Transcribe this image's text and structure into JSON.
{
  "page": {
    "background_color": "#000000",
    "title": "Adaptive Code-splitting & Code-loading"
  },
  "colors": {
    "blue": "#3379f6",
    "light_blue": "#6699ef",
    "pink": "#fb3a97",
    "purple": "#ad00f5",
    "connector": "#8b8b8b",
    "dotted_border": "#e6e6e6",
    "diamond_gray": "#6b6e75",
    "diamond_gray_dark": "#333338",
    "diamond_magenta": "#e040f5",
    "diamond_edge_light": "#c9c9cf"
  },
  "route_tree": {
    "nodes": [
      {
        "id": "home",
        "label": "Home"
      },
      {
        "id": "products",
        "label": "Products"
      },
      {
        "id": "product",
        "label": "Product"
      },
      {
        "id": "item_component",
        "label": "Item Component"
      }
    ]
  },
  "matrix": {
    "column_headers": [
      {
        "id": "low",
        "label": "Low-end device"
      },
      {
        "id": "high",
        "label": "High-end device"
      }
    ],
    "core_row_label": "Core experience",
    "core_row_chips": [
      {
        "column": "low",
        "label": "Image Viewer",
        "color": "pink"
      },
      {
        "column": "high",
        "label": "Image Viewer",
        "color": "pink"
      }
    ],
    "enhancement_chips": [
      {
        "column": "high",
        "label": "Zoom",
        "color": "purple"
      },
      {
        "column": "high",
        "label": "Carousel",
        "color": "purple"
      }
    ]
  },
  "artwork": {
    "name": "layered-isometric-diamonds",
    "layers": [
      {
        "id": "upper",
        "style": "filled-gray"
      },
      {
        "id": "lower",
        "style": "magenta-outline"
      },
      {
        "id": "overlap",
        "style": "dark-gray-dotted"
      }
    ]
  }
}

————

(PROBLEM) Exact copies of all the records are required.

(WRITTEN REPLY)
Transcribe this image's text and structure into JSON.
{
  "page": {
    "background_color": "#000000",
    "title": "Adaptive Code-splitting & Code-loading"
  },
  "colors": {
    "blue": "#3379f6",
    "light_blue": "#6699ef",
    "pink": "#fb3a97",
    "purple": "#ad00f5",
    "connector": "#8b8b8b",
    "dotted_border": "#e6e6e6",
    "diamond_gray": "#6b6e75",
    "diamond_gray_dark": "#333338",
    "diamond_magenta": "#e040f5",
    "diamond_edge_light": "#c9c9cf"
  },
  "route_tree": {
    "nodes": [
      {
        "id": "home",
        "label": "Home"
      },
      {
        "id": "products",
        "label": "Products"
      },
      {
        "id": "product",
        "label": "Product"
      },
      {
        "id": "item_component",
        "label": "Item Component"
      }
    ]
  },
  "matrix": {
    "column_headers": [
      {
        "id": "low",
        "label": "Low-end device"
      },
      {
        "id": "high",
        "label": "High-end device"
      }
    ],
    "core_row_label": "Core experience",
    "core_row_chips": [
      {
        "column": "low",
        "label": "Image Viewer",
        "color": "pink"
      },
      {
        "column": "high",
        "label": "Image Viewer",
        "color": "pink"
      }
    ],
    "enhancement_chips": [
      {
        "column": "high",
        "label": "Zoom",
        "color": "purple"
      },
      {
        "column": "high",
        "label": "Carousel",
        "color": "purple"
      }
    ]
  },
  "artwork": {
    "name": "layered-isometric-diamonds",
    "layers": [
      {
        "id": "upper",
        "style": "filled-gray"
      },
      {
        "id": "lower",
        "style": "magenta-outline"
      },
      {
        "id": "overlap",
        "style": "dark-gray-dotted"
      }
    ]
  }
}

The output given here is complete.